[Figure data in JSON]
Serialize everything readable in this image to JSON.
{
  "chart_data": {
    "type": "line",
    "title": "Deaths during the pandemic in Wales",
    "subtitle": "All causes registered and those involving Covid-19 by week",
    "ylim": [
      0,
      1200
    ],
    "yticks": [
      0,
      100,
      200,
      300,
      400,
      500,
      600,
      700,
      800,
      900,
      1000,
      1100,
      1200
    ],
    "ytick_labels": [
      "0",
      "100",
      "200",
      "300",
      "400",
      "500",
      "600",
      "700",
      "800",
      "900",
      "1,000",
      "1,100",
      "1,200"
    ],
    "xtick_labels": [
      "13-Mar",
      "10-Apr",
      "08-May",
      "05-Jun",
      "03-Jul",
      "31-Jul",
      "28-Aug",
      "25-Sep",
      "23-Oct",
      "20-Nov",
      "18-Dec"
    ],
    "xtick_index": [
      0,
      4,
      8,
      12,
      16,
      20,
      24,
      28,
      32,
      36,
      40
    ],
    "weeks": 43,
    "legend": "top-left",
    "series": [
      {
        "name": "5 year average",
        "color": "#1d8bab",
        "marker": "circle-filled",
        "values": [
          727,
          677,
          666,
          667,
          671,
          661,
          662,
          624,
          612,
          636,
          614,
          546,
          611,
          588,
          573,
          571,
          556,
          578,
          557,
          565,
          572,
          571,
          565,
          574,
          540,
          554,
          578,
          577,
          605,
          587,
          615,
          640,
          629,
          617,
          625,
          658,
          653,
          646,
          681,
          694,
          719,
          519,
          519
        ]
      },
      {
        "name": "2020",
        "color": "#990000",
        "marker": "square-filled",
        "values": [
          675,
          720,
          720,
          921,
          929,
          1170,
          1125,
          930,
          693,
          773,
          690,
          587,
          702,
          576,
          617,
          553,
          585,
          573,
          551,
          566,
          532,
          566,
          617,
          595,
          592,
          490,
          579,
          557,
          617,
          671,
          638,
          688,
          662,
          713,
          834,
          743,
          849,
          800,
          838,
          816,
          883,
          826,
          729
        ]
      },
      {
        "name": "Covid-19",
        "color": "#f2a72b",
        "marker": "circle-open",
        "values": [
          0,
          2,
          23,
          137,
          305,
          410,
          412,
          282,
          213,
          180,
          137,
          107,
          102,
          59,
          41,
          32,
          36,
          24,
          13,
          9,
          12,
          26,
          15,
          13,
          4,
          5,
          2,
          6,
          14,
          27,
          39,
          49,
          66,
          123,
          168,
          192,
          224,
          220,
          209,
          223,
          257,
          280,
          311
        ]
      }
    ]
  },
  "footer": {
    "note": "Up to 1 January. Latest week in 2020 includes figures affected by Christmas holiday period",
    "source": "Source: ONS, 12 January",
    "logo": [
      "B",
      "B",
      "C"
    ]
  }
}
==
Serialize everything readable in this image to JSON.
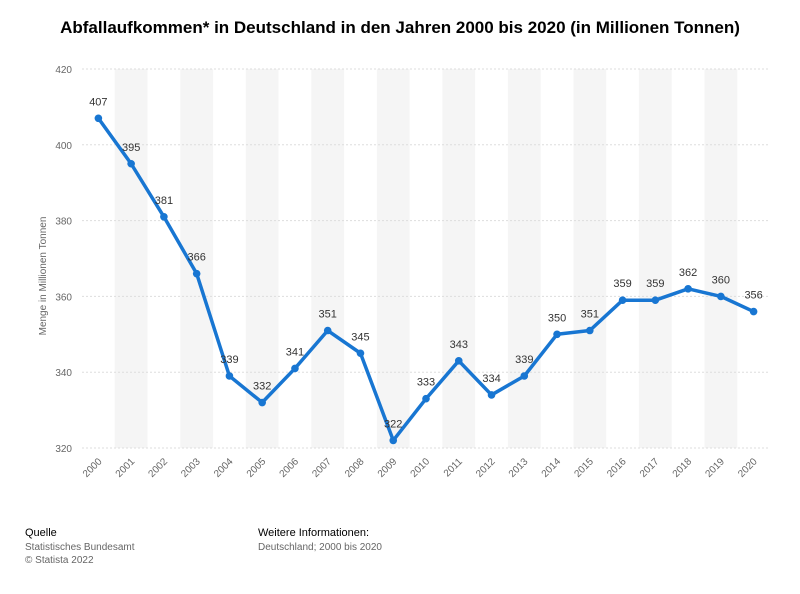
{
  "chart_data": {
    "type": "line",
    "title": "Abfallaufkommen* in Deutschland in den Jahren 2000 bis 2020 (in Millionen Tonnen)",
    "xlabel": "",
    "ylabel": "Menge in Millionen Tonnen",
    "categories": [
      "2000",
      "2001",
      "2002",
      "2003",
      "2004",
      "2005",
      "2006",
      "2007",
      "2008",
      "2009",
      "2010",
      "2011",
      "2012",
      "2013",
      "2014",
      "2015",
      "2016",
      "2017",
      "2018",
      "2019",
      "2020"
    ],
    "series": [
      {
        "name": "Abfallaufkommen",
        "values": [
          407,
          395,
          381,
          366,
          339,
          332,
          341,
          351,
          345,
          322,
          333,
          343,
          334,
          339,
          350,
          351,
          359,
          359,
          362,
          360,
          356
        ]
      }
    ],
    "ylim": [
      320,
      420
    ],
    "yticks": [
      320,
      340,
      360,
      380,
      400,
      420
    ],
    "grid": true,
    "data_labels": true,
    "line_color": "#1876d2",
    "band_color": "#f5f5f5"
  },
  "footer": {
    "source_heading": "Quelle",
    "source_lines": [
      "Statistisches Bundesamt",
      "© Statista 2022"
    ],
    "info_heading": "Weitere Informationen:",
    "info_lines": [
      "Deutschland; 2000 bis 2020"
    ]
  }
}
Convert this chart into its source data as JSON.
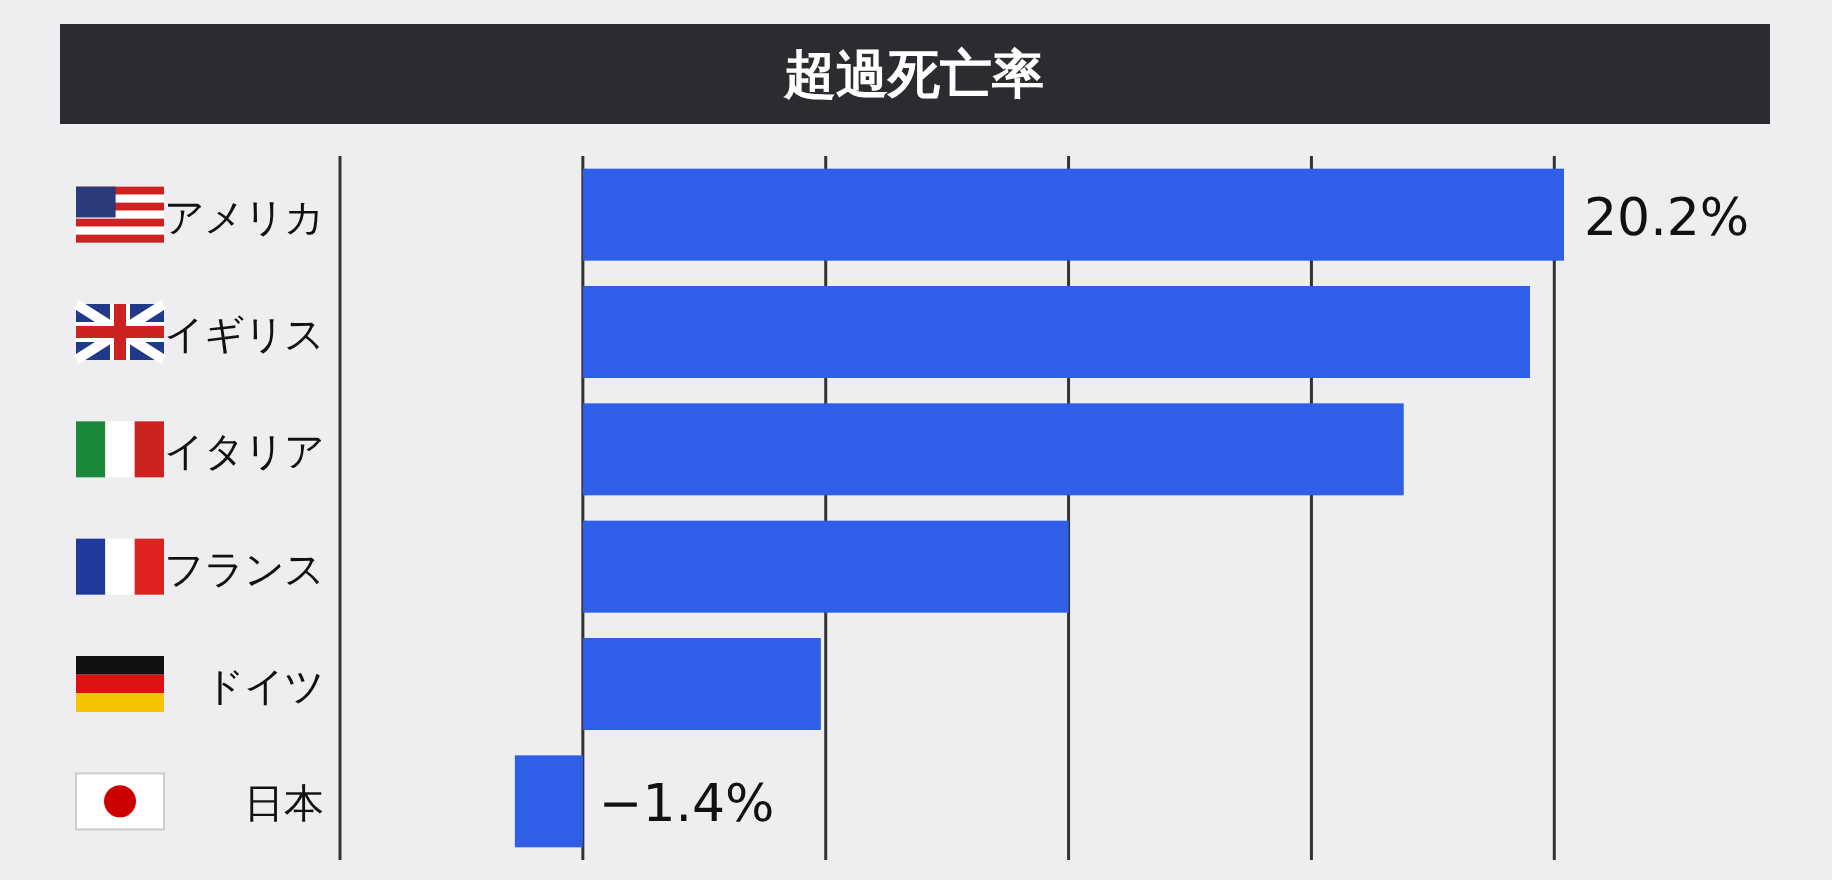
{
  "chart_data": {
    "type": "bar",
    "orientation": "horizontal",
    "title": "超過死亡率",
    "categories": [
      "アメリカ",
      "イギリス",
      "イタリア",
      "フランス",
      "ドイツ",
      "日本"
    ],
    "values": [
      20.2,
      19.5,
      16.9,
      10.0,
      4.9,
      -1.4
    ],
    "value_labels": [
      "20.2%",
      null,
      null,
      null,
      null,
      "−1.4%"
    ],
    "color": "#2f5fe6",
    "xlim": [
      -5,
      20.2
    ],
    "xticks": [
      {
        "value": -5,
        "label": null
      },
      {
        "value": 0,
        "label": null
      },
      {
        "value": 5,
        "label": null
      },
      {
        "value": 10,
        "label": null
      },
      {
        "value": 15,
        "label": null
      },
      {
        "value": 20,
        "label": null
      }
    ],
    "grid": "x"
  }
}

Given instruction:
Copy every line that includes the string "filled" from the material above.

Solution for this problem:
        "marker": "circle-filled",
        "marker": "square-filled",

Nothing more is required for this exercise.